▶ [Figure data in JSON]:
• • • •

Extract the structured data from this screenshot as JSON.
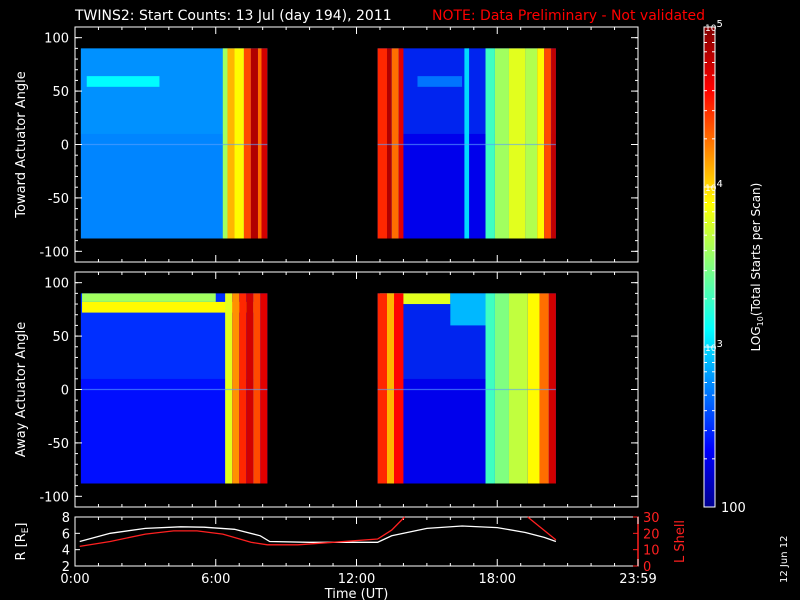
{
  "header": {
    "title": "TWINS2: Start Counts: 13 Jul (day 194), 2011",
    "note": "NOTE: Data Preliminary - Not validated"
  },
  "side_date": "12 Jun 12",
  "colors": {
    "background": "#000000",
    "axes": "#ffffff",
    "note": "#ff0000",
    "r_line": "#ffffff",
    "lshell_line": "#ff2020"
  },
  "chart_data": [
    {
      "type": "heatmap",
      "panel": "top",
      "ylabel": "Toward Actuator Angle",
      "xlim": [
        0,
        24
      ],
      "ylim": [
        -110,
        110
      ],
      "yticks": [
        100,
        50,
        0,
        -50,
        -100
      ],
      "data_y_range": [
        -88,
        90
      ],
      "segments": [
        {
          "t_start": 0.25,
          "t_end": 8.2,
          "base_log": 2.75,
          "columns": [
            {
              "t0": 6.3,
              "t1": 6.5,
              "v": 3.6
            },
            {
              "t0": 6.5,
              "t1": 6.8,
              "v": 4.1
            },
            {
              "t0": 6.8,
              "t1": 7.2,
              "v": 3.9
            },
            {
              "t0": 7.2,
              "t1": 7.5,
              "v": 4.4
            },
            {
              "t0": 7.5,
              "t1": 7.8,
              "v": 4.85
            },
            {
              "t0": 7.8,
              "t1": 7.95,
              "v": 4.3
            },
            {
              "t0": 7.95,
              "t1": 8.2,
              "v": 4.75
            }
          ],
          "bands": [
            {
              "y0": 54,
              "y1": 64,
              "t0": 0.5,
              "t1": 3.6,
              "v": 3.1
            }
          ]
        },
        {
          "t_start": 12.9,
          "t_end": 20.5,
          "base_log": 2.3,
          "columns": [
            {
              "t0": 12.9,
              "t1": 13.3,
              "v": 4.5
            },
            {
              "t0": 13.3,
              "t1": 13.5,
              "v": 4.85
            },
            {
              "t0": 13.5,
              "t1": 13.8,
              "v": 4.3
            },
            {
              "t0": 13.8,
              "t1": 14.0,
              "v": 4.7
            },
            {
              "t0": 16.6,
              "t1": 16.8,
              "v": 3.0
            },
            {
              "t0": 17.5,
              "t1": 17.9,
              "v": 3.3
            },
            {
              "t0": 17.9,
              "t1": 18.5,
              "v": 3.6
            },
            {
              "t0": 18.5,
              "t1": 19.2,
              "v": 3.8
            },
            {
              "t0": 19.2,
              "t1": 19.7,
              "v": 3.65
            },
            {
              "t0": 19.7,
              "t1": 20.0,
              "v": 3.9
            },
            {
              "t0": 20.0,
              "t1": 20.3,
              "v": 4.4
            },
            {
              "t0": 20.3,
              "t1": 20.5,
              "v": 4.8
            }
          ],
          "bands": [
            {
              "y0": 54,
              "y1": 64,
              "t0": 14.6,
              "t1": 16.5,
              "v": 2.7
            }
          ]
        }
      ]
    },
    {
      "type": "heatmap",
      "panel": "bottom",
      "ylabel": "Away Actuator Angle",
      "xlim": [
        0,
        24
      ],
      "ylim": [
        -110,
        110
      ],
      "yticks": [
        100,
        50,
        0,
        -50,
        -100
      ],
      "data_y_range": [
        -88,
        90
      ],
      "segments": [
        {
          "t_start": 0.25,
          "t_end": 8.2,
          "base_log": 2.4,
          "columns": [
            {
              "t0": 6.4,
              "t1": 6.7,
              "v": 3.8
            },
            {
              "t0": 6.7,
              "t1": 7.0,
              "v": 4.2
            },
            {
              "t0": 7.0,
              "t1": 7.3,
              "v": 4.5
            },
            {
              "t0": 7.3,
              "t1": 7.6,
              "v": 4.75
            },
            {
              "t0": 7.6,
              "t1": 7.9,
              "v": 4.4
            },
            {
              "t0": 7.9,
              "t1": 8.2,
              "v": 4.7
            }
          ],
          "bands": [
            {
              "y0": 72,
              "y1": 82,
              "t0": 0.3,
              "t1": 7.6,
              "v": 3.9
            },
            {
              "y0": 82,
              "y1": 90,
              "t0": 0.3,
              "t1": 6.0,
              "v": 3.6
            }
          ]
        },
        {
          "t_start": 12.9,
          "t_end": 20.5,
          "base_log": 2.3,
          "columns": [
            {
              "t0": 12.9,
              "t1": 13.3,
              "v": 4.5
            },
            {
              "t0": 13.3,
              "t1": 13.6,
              "v": 4.1
            },
            {
              "t0": 13.6,
              "t1": 14.0,
              "v": 4.6
            },
            {
              "t0": 17.5,
              "t1": 17.9,
              "v": 3.3
            },
            {
              "t0": 17.9,
              "t1": 18.5,
              "v": 3.5
            },
            {
              "t0": 18.5,
              "t1": 19.3,
              "v": 3.7
            },
            {
              "t0": 19.3,
              "t1": 19.8,
              "v": 3.9
            },
            {
              "t0": 19.8,
              "t1": 20.2,
              "v": 4.3
            },
            {
              "t0": 20.2,
              "t1": 20.5,
              "v": 4.75
            }
          ],
          "bands": [
            {
              "y0": 80,
              "y1": 90,
              "t0": 13.0,
              "t1": 16.0,
              "v": 3.8
            },
            {
              "y0": 60,
              "y1": 90,
              "t0": 16.0,
              "t1": 17.5,
              "v": 2.9
            }
          ]
        }
      ]
    },
    {
      "type": "line",
      "panel": "ephemeris",
      "ylabel_left": "R [R",
      "ylabel_left_sub": "E",
      "ylabel_left_end": "]",
      "ylabel_right": "L Shell",
      "xlabel": "Time (UT)",
      "xlim": [
        0,
        24
      ],
      "xticks": [
        "0:00",
        "6:00",
        "12:00",
        "18:00",
        "23:59"
      ],
      "ylim_left": [
        2,
        8
      ],
      "yticks_left": [
        2,
        4,
        6,
        8
      ],
      "ylim_right": [
        0,
        30
      ],
      "yticks_right": [
        0,
        10,
        20,
        30
      ],
      "series": [
        {
          "axis": "left",
          "x": [
            0.2,
            1.5,
            3.0,
            4.5,
            5.5,
            6.8,
            7.9,
            8.3,
            10.0,
            12.9,
            13.5,
            15.0,
            16.5,
            18.0,
            19.2,
            20.0,
            20.5
          ],
          "y": [
            5.0,
            6.0,
            6.6,
            6.8,
            6.75,
            6.5,
            5.7,
            5.0,
            4.9,
            4.9,
            5.7,
            6.6,
            6.9,
            6.7,
            6.1,
            5.5,
            5.0
          ]
        },
        {
          "axis": "right",
          "x": [
            0.2,
            1.5,
            3.0,
            4.2,
            5.2,
            6.3,
            7.5,
            8.2,
            9.5,
            11.0,
            12.9,
            13.5,
            14.05
          ],
          "y": [
            12,
            15,
            19.5,
            21.5,
            21.5,
            19.5,
            14.5,
            13,
            13,
            14.5,
            16.5,
            22,
            30
          ]
        },
        {
          "axis": "right",
          "x": [
            19.3,
            20.5
          ],
          "y": [
            30,
            16
          ]
        }
      ]
    },
    {
      "type": "heatmap",
      "panel": "colorbar",
      "label_log": "LOG",
      "label_sub": "10",
      "label_rest": "(Total Starts per Scan)",
      "range_log": [
        2,
        5
      ],
      "ticks": [
        {
          "log": 5,
          "base": "10",
          "exp": "5"
        },
        {
          "log": 4,
          "base": "10",
          "exp": "4"
        },
        {
          "log": 3,
          "base": "10",
          "exp": "3"
        },
        {
          "log": 2,
          "plain": "100"
        }
      ]
    }
  ]
}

• • • •

▶ [Written problem]:
All entries are to be retyped exactly. Omit any embedded images.

▶ [Result of this exercise]:
Extract the structured data from this screenshot as JSON.
{
  "header": {
    "title": "TWINS2: Start Counts: 13 Jul (day 194), 2011",
    "note": "NOTE: Data Preliminary - Not validated"
  },
  "side_date": "12 Jun 12",
  "colors": {
    "background": "#000000",
    "axes": "#ffffff",
    "note": "#ff0000",
    "r_line": "#ffffff",
    "lshell_line": "#ff2020"
  },
  "chart_data": [
    {
      "type": "heatmap",
      "panel": "top",
      "ylabel": "Toward Actuator Angle",
      "xlim": [
        0,
        24
      ],
      "ylim": [
        -110,
        110
      ],
      "yticks": [
        100,
        50,
        0,
        -50,
        -100
      ],
      "data_y_range": [
        -88,
        90
      ],
      "segments": [
        {
          "t_start": 0.25,
          "t_end": 8.2,
          "base_log": 2.75,
          "columns": [
            {
              "t0": 6.3,
              "t1": 6.5,
              "v": 3.6
            },
            {
              "t0": 6.5,
              "t1": 6.8,
              "v": 4.1
            },
            {
              "t0": 6.8,
              "t1": 7.2,
              "v": 3.9
            },
            {
              "t0": 7.2,
              "t1": 7.5,
              "v": 4.4
            },
            {
              "t0": 7.5,
              "t1": 7.8,
              "v": 4.85
            },
            {
              "t0": 7.8,
              "t1": 7.95,
              "v": 4.3
            },
            {
              "t0": 7.95,
              "t1": 8.2,
              "v": 4.75
            }
          ],
          "bands": [
            {
              "y0": 54,
              "y1": 64,
              "t0": 0.5,
              "t1": 3.6,
              "v": 3.1
            }
          ]
        },
        {
          "t_start": 12.9,
          "t_end": 20.5,
          "base_log": 2.3,
          "columns": [
            {
              "t0": 12.9,
              "t1": 13.3,
              "v": 4.5
            },
            {
              "t0": 13.3,
              "t1": 13.5,
              "v": 4.85
            },
            {
              "t0": 13.5,
              "t1": 13.8,
              "v": 4.3
            },
            {
              "t0": 13.8,
              "t1": 14.0,
              "v": 4.7
            },
            {
              "t0": 16.6,
              "t1": 16.8,
              "v": 3.0
            },
            {
              "t0": 17.5,
              "t1": 17.9,
              "v": 3.3
            },
            {
              "t0": 17.9,
              "t1": 18.5,
              "v": 3.6
            },
            {
              "t0": 18.5,
              "t1": 19.2,
              "v": 3.8
            },
            {
              "t0": 19.2,
              "t1": 19.7,
              "v": 3.65
            },
            {
              "t0": 19.7,
              "t1": 20.0,
              "v": 3.9
            },
            {
              "t0": 20.0,
              "t1": 20.3,
              "v": 4.4
            },
            {
              "t0": 20.3,
              "t1": 20.5,
              "v": 4.8
            }
          ],
          "bands": [
            {
              "y0": 54,
              "y1": 64,
              "t0": 14.6,
              "t1": 16.5,
              "v": 2.7
            }
          ]
        }
      ]
    },
    {
      "type": "heatmap",
      "panel": "bottom",
      "ylabel": "Away Actuator Angle",
      "xlim": [
        0,
        24
      ],
      "ylim": [
        -110,
        110
      ],
      "yticks": [
        100,
        50,
        0,
        -50,
        -100
      ],
      "data_y_range": [
        -88,
        90
      ],
      "segments": [
        {
          "t_start": 0.25,
          "t_end": 8.2,
          "base_log": 2.4,
          "columns": [
            {
              "t0": 6.4,
              "t1": 6.7,
              "v": 3.8
            },
            {
              "t0": 6.7,
              "t1": 7.0,
              "v": 4.2
            },
            {
              "t0": 7.0,
              "t1": 7.3,
              "v": 4.5
            },
            {
              "t0": 7.3,
              "t1": 7.6,
              "v": 4.75
            },
            {
              "t0": 7.6,
              "t1": 7.9,
              "v": 4.4
            },
            {
              "t0": 7.9,
              "t1": 8.2,
              "v": 4.7
            }
          ],
          "bands": [
            {
              "y0": 72,
              "y1": 82,
              "t0": 0.3,
              "t1": 7.6,
              "v": 3.9
            },
            {
              "y0": 82,
              "y1": 90,
              "t0": 0.3,
              "t1": 6.0,
              "v": 3.6
            }
          ]
        },
        {
          "t_start": 12.9,
          "t_end": 20.5,
          "base_log": 2.3,
          "columns": [
            {
              "t0": 12.9,
              "t1": 13.3,
              "v": 4.5
            },
            {
              "t0": 13.3,
              "t1": 13.6,
              "v": 4.1
            },
            {
              "t0": 13.6,
              "t1": 14.0,
              "v": 4.6
            },
            {
              "t0": 17.5,
              "t1": 17.9,
              "v": 3.3
            },
            {
              "t0": 17.9,
              "t1": 18.5,
              "v": 3.5
            },
            {
              "t0": 18.5,
              "t1": 19.3,
              "v": 3.7
            },
            {
              "t0": 19.3,
              "t1": 19.8,
              "v": 3.9
            },
            {
              "t0": 19.8,
              "t1": 20.2,
              "v": 4.3
            },
            {
              "t0": 20.2,
              "t1": 20.5,
              "v": 4.75
            }
          ],
          "bands": [
            {
              "y0": 80,
              "y1": 90,
              "t0": 13.0,
              "t1": 16.0,
              "v": 3.8
            },
            {
              "y0": 60,
              "y1": 90,
              "t0": 16.0,
              "t1": 17.5,
              "v": 2.9
            }
          ]
        }
      ]
    },
    {
      "type": "line",
      "panel": "ephemeris",
      "ylabel_left": "R [R",
      "ylabel_left_sub": "E",
      "ylabel_left_end": "]",
      "ylabel_right": "L Shell",
      "xlabel": "Time (UT)",
      "xlim": [
        0,
        24
      ],
      "xticks": [
        "0:00",
        "6:00",
        "12:00",
        "18:00",
        "23:59"
      ],
      "ylim_left": [
        2,
        8
      ],
      "yticks_left": [
        2,
        4,
        6,
        8
      ],
      "ylim_right": [
        0,
        30
      ],
      "yticks_right": [
        0,
        10,
        20,
        30
      ],
      "series": [
        {
          "axis": "left",
          "x": [
            0.2,
            1.5,
            3.0,
            4.5,
            5.5,
            6.8,
            7.9,
            8.3,
            10.0,
            12.9,
            13.5,
            15.0,
            16.5,
            18.0,
            19.2,
            20.0,
            20.5
          ],
          "y": [
            5.0,
            6.0,
            6.6,
            6.8,
            6.75,
            6.5,
            5.7,
            5.0,
            4.9,
            4.9,
            5.7,
            6.6,
            6.9,
            6.7,
            6.1,
            5.5,
            5.0
          ]
        },
        {
          "axis": "right",
          "x": [
            0.2,
            1.5,
            3.0,
            4.2,
            5.2,
            6.3,
            7.5,
            8.2,
            9.5,
            11.0,
            12.9,
            13.5,
            14.05
          ],
          "y": [
            12,
            15,
            19.5,
            21.5,
            21.5,
            19.5,
            14.5,
            13,
            13,
            14.5,
            16.5,
            22,
            30
          ]
        },
        {
          "axis": "right",
          "x": [
            19.3,
            20.5
          ],
          "y": [
            30,
            16
          ]
        }
      ]
    },
    {
      "type": "heatmap",
      "panel": "colorbar",
      "label_log": "LOG",
      "label_sub": "10",
      "label_rest": "(Total Starts per Scan)",
      "range_log": [
        2,
        5
      ],
      "ticks": [
        {
          "log": 5,
          "base": "10",
          "exp": "5"
        },
        {
          "log": 4,
          "base": "10",
          "exp": "4"
        },
        {
          "log": 3,
          "base": "10",
          "exp": "3"
        },
        {
          "log": 2,
          "plain": "100"
        }
      ]
    }
  ]
}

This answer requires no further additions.